SHORT TASK> Each entry below is to be written out exactly, and the pictures are to be left out.

Collection entries>
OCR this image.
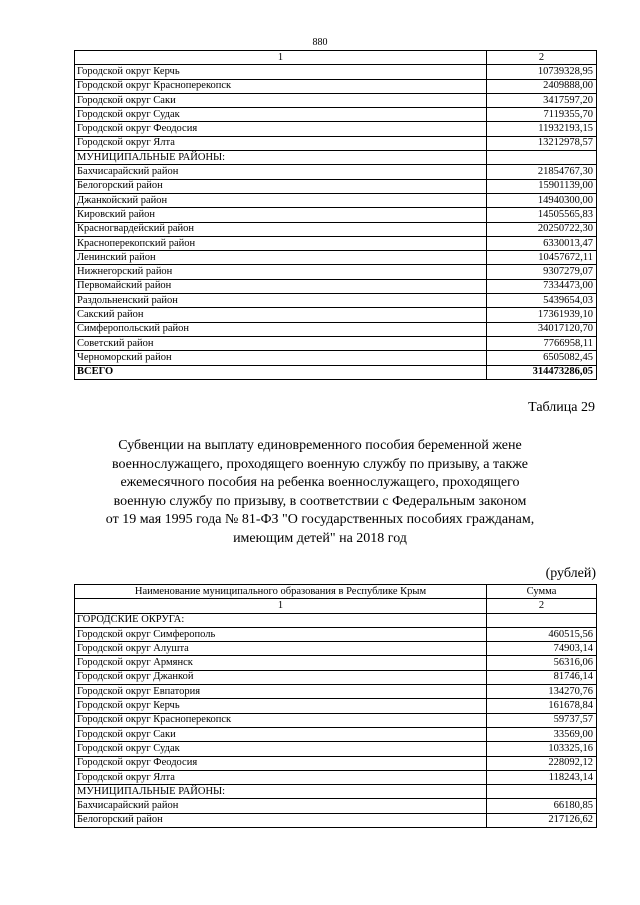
880
1	2
Городской округ Керчь	10739328,95
Городской округ Красноперекопск	2409888,00
Городской округ Саки	3417597,20
Городской округ Судак	7119355,70
Городской округ Феодосия	11932193,15
Городской округ Ялта	13212978,57
МУНИЦИПАЛЬНЫЕ РАЙОНЫ:	
Бахчисарайский район	21854767,30
Белогорский район	15901139,00
Джанкойский район	14940300,00
Кировский район	14505565,83
Красногвардейский район	20250722,30
Красноперекопский район	6330013,47
Ленинский район	10457672,11
Нижнегорский район	9307279,07
Первомайский район	7334473,00
Раздольненский район	5439654,03
Сакский район	17361939,10
Симферопольский район	34017120,70
Советский район	7766958,11
Черноморский район	6505082,45
ВСЕГО	314473286,05
Таблица 29
Субвенции на выплату единовременного пособия беременной жене
военнослужащего, проходящего военную службу по призыву, а также
ежемесячного пособия на ребенка военнослужащего, проходящего
военную службу по призыву, в соответствии с Федеральным законом
от 19 мая 1995 года № 81-ФЗ "О государственных пособиях гражданам,
имеющим детей" на 2018 год
(рублей)
Наименование муниципального образования в Республике Крым	Сумма
1	2
ГОРОДСКИЕ ОКРУГА:	
Городской округ Симферополь	460515,56
Городской округ Алушта	74903,14
Городской округ Армянск	56316,06
Городской округ Джанкой	81746,14
Городской округ Евпатория	134270,76
Городской округ Керчь	161678,84
Городской округ Красноперекопск	59737,57
Городской округ Саки	33569,00
Городской округ Судак	103325,16
Городской округ Феодосия	228092,12
Городской округ Ялта	118243,14
МУНИЦИПАЛЬНЫЕ РАЙОНЫ:	
Бахчисарайский район	66180,85
Белогорский район	217126,62
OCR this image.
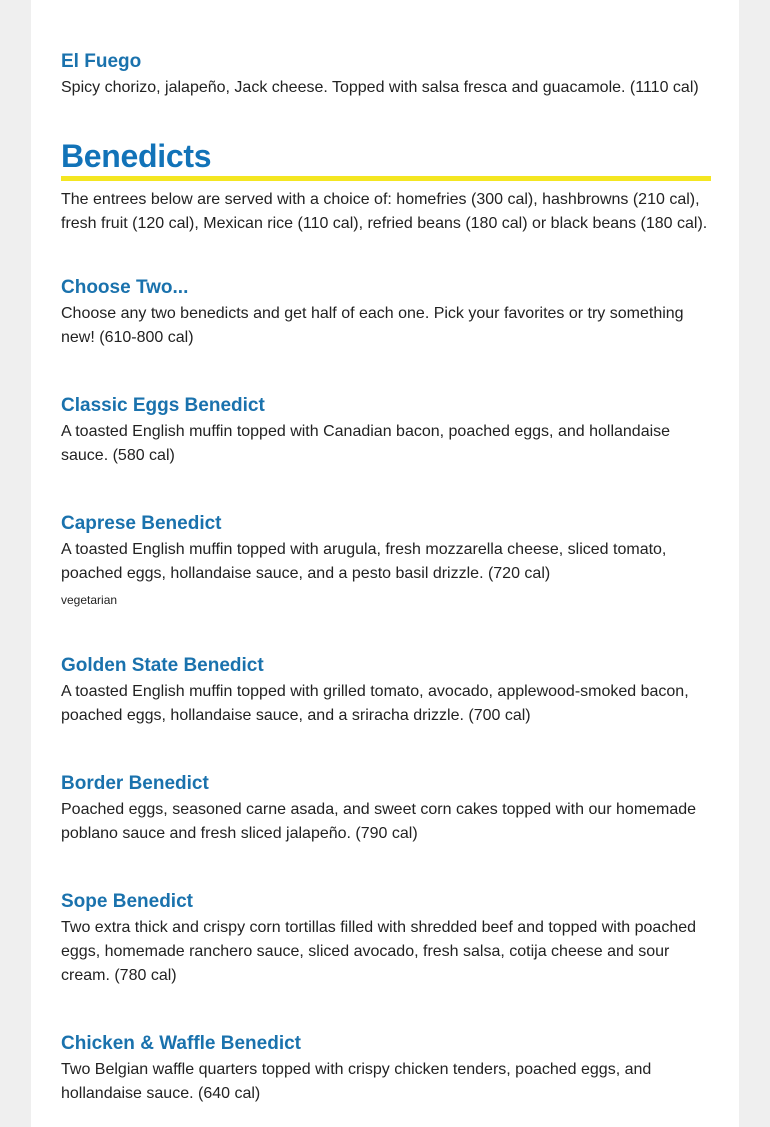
El Fuego

Spicy chorizo, jalapeño, Jack cheese. Topped with salsa fresca and guacamole. (1110 cal)

Benedicts

The entrees below are served with a choice of: homefries (300 cal), hashbrowns (210 cal), fresh fruit (120 cal), Mexican rice (110 cal), refried beans (180 cal) or black beans (180 cal).

Choose Two...

Choose any two benedicts and get half of each one. Pick your favorites or try something new! (610-800 cal)

Classic Eggs Benedict

A toasted English muffin topped with Canadian bacon, poached eggs, and hollandaise sauce. (580 cal)

Caprese Benedict

A toasted English muffin topped with arugula, fresh mozzarella cheese, sliced tomato, poached eggs, hollandaise sauce, and a pesto basil drizzle. (720 cal)

vegetarian
Golden State Benedict

A toasted English muffin topped with grilled tomato, avocado, applewood-smoked bacon, poached eggs, hollandaise sauce, and a sriracha drizzle. (700 cal)

Border Benedict

Poached eggs, seasoned carne asada, and sweet corn cakes topped with our homemade poblano sauce and fresh sliced jalapeño. (790 cal)

Sope Benedict

Two extra thick and crispy corn tortillas filled with shredded beef and topped with poached eggs, homemade ranchero sauce, sliced avocado, fresh salsa, cotija cheese and sour cream. (780 cal)

Chicken & Waffle Benedict

Two Belgian waffle quarters topped with crispy chicken tenders, poached eggs, and hollandaise sauce. (640 cal)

THE COMPLETED TASK>
OCR this image.
880
1	2
Городской округ Керчь	10739328,95
Городской округ Красноперекопск	2409888,00
Городской округ Саки	3417597,20
Городской округ Судак	7119355,70
Городской округ Феодосия	11932193,15
Городской округ Ялта	13212978,57
МУНИЦИПАЛЬНЫЕ РАЙОНЫ:	
Бахчисарайский район	21854767,30
Белогорский район	15901139,00
Джанкойский район	14940300,00
Кировский район	14505565,83
Красногвардейский район	20250722,30
Красноперекопский район	6330013,47
Ленинский район	10457672,11
Нижнегорский район	9307279,07
Первомайский район	7334473,00
Раздольненский район	5439654,03
Сакский район	17361939,10
Симферопольский район	34017120,70
Советский район	7766958,11
Черноморский район	6505082,45
ВСЕГО	314473286,05
Таблица 29
Субвенции на выплату единовременного пособия беременной жене
военнослужащего, проходящего военную службу по призыву, а также
ежемесячного пособия на ребенка военнослужащего, проходящего
военную службу по призыву, в соответствии с Федеральным законом
от 19 мая 1995 года № 81-ФЗ "О государственных пособиях гражданам,
имеющим детей" на 2018 год
(рублей)
Наименование муниципального образования в Республике Крым	Сумма
1	2
ГОРОДСКИЕ ОКРУГА:	
Городской округ Симферополь	460515,56
Городской округ Алушта	74903,14
Городской округ Армянск	56316,06
Городской округ Джанкой	81746,14
Городской округ Евпатория	134270,76
Городской округ Керчь	161678,84
Городской округ Красноперекопск	59737,57
Городской округ Саки	33569,00
Городской округ Судак	103325,16
Городской округ Феодосия	228092,12
Городской округ Ялта	118243,14
МУНИЦИПАЛЬНЫЕ РАЙОНЫ:	
Бахчисарайский район	66180,85
Белогорский район	217126,62
OCR this image.
El Fuego

Spicy chorizo, jalapeño, Jack cheese. Topped with salsa fresca and guacamole. (1110 cal)

Benedicts

The entrees below are served with a choice of: homefries (300 cal), hashbrowns (210 cal), fresh fruit (120 cal), Mexican rice (110 cal), refried beans (180 cal) or black beans (180 cal).

Choose Two...

Choose any two benedicts and get half of each one. Pick your favorites or try something new! (610-800 cal)

Classic Eggs Benedict

A toasted English muffin topped with Canadian bacon, poached eggs, and hollandaise sauce. (580 cal)

Caprese Benedict

A toasted English muffin topped with arugula, fresh mozzarella cheese, sliced tomato, poached eggs, hollandaise sauce, and a pesto basil drizzle. (720 cal)

vegetarian
Golden State Benedict

A toasted English muffin topped with grilled tomato, avocado, applewood-smoked bacon, poached eggs, hollandaise sauce, and a sriracha drizzle. (700 cal)

Border Benedict

Poached eggs, seasoned carne asada, and sweet corn cakes topped with our homemade poblano sauce and fresh sliced jalapeño. (790 cal)

Sope Benedict

Two extra thick and crispy corn tortillas filled with shredded beef and topped with poached eggs, homemade ranchero sauce, sliced avocado, fresh salsa, cotija cheese and sour cream. (780 cal)

Chicken & Waffle Benedict

Two Belgian waffle quarters topped with crispy chicken tenders, poached eggs, and hollandaise sauce. (640 cal)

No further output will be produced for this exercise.